▸ **Your task**: Each entry below should be written out exactly as it is, with no pictures.

[Items from a figure collection]
+ + + + +

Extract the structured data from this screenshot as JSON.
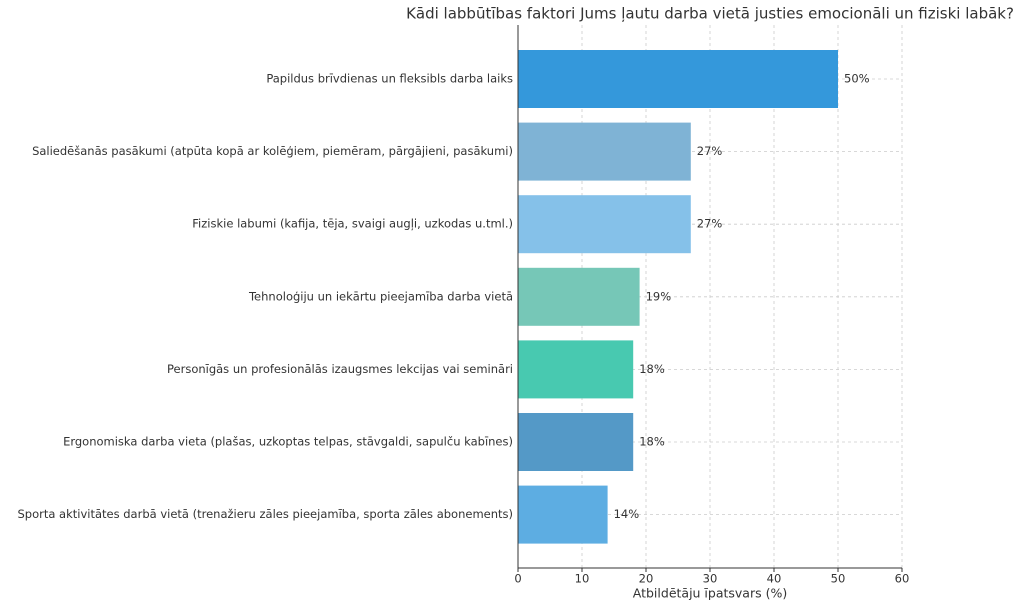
{
  "chart_data": {
    "type": "barh",
    "title": "Kādi labbūtības faktori Jums ļautu darba vietā justies emocionāli un fiziski labāk?",
    "xlabel": "Atbildētāju īpatsvars (%)",
    "categories": [
      "Papildus brīvdienas un fleksibls darba laiks",
      "Saliedēšanās pasākumi (atpūta kopā ar kolēģiem, piemēram, pārgājieni, pasākumi)",
      "Fiziskie labumi (kafija, tēja, svaigi augļi, uzkodas u.tml.)",
      "Tehnoloģiju un iekārtu pieejamība darba vietā",
      "Personīgās un profesionālās izaugsmes lekcijas vai semināri",
      "Ergonomiska darba vieta (plašas, uzkoptas telpas, stāvgaldi, sapulču kabīnes)",
      "Sporta aktivitātes darbā vietā (trenažieru zāles pieejamība, sporta zāles abonements)"
    ],
    "values": [
      50,
      27,
      27,
      19,
      18,
      18,
      14
    ],
    "value_labels": [
      "50%",
      "27%",
      "27%",
      "19%",
      "18%",
      "18%",
      "14%"
    ],
    "colors": [
      "#3498db",
      "#7fb3d5",
      "#85c1e9",
      "#76c7b7",
      "#48c9b0",
      "#5499c7",
      "#5dade2"
    ],
    "xlim": [
      0,
      60
    ],
    "xticks": [
      0,
      10,
      20,
      30,
      40,
      50,
      60
    ],
    "grid": true
  }
}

+ + + + +

▸ **Written solution**:
Extract the structured data from this screenshot as JSON.
{
  "chart_data": {
    "type": "barh",
    "title": "Kādi labbūtības faktori Jums ļautu darba vietā justies emocionāli un fiziski labāk?",
    "xlabel": "Atbildētāju īpatsvars (%)",
    "categories": [
      "Papildus brīvdienas un fleksibls darba laiks",
      "Saliedēšanās pasākumi (atpūta kopā ar kolēģiem, piemēram, pārgājieni, pasākumi)",
      "Fiziskie labumi (kafija, tēja, svaigi augļi, uzkodas u.tml.)",
      "Tehnoloģiju un iekārtu pieejamība darba vietā",
      "Personīgās un profesionālās izaugsmes lekcijas vai semināri",
      "Ergonomiska darba vieta (plašas, uzkoptas telpas, stāvgaldi, sapulču kabīnes)",
      "Sporta aktivitātes darbā vietā (trenažieru zāles pieejamība, sporta zāles abonements)"
    ],
    "values": [
      50,
      27,
      27,
      19,
      18,
      18,
      14
    ],
    "value_labels": [
      "50%",
      "27%",
      "27%",
      "19%",
      "18%",
      "18%",
      "14%"
    ],
    "colors": [
      "#3498db",
      "#7fb3d5",
      "#85c1e9",
      "#76c7b7",
      "#48c9b0",
      "#5499c7",
      "#5dade2"
    ],
    "xlim": [
      0,
      60
    ],
    "xticks": [
      0,
      10,
      20,
      30,
      40,
      50,
      60
    ],
    "grid": true
  }
}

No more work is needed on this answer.